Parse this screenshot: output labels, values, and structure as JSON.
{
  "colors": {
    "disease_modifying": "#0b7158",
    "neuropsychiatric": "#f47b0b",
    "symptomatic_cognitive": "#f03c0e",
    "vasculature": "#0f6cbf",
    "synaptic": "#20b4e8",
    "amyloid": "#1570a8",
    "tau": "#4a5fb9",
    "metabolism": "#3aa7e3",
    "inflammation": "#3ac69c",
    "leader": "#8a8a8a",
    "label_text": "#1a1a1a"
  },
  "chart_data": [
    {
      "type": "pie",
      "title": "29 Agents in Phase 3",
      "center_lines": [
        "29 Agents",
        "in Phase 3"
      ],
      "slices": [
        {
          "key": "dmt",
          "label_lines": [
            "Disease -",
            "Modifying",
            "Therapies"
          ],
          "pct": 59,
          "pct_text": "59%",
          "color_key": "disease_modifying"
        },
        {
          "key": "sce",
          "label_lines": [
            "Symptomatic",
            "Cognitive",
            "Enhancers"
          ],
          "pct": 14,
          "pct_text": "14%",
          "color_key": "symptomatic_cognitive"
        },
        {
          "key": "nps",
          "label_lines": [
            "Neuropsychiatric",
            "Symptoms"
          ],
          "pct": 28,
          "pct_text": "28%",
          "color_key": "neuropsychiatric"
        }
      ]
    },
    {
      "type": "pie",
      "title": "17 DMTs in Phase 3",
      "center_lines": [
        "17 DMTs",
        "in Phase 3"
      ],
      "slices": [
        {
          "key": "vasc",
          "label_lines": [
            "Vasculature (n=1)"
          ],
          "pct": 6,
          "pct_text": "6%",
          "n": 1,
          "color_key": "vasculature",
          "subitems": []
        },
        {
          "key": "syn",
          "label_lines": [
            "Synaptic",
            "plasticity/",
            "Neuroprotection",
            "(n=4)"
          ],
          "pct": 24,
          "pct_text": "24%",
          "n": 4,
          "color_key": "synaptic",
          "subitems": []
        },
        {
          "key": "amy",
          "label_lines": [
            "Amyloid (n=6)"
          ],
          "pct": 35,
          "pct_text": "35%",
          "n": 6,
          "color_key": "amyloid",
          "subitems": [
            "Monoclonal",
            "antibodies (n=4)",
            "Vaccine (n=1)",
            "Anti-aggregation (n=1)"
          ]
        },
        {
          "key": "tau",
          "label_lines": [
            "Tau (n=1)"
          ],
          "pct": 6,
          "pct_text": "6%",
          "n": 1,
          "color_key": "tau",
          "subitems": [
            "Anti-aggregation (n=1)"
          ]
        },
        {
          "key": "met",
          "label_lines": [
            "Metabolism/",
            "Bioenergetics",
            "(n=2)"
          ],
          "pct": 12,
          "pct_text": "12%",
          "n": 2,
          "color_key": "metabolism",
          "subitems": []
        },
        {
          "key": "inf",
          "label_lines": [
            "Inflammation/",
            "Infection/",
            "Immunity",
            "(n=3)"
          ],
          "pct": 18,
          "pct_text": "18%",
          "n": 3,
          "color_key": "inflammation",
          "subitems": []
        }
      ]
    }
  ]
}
● ● ● ●
The lines holding the word "Phase" are the answer. Find them in the entries and copy them.

      "title": "29 Agents in Phase 3",
        "in Phase 3"
      "title": "17 DMTs in Phase 3",
        "in Phase 3"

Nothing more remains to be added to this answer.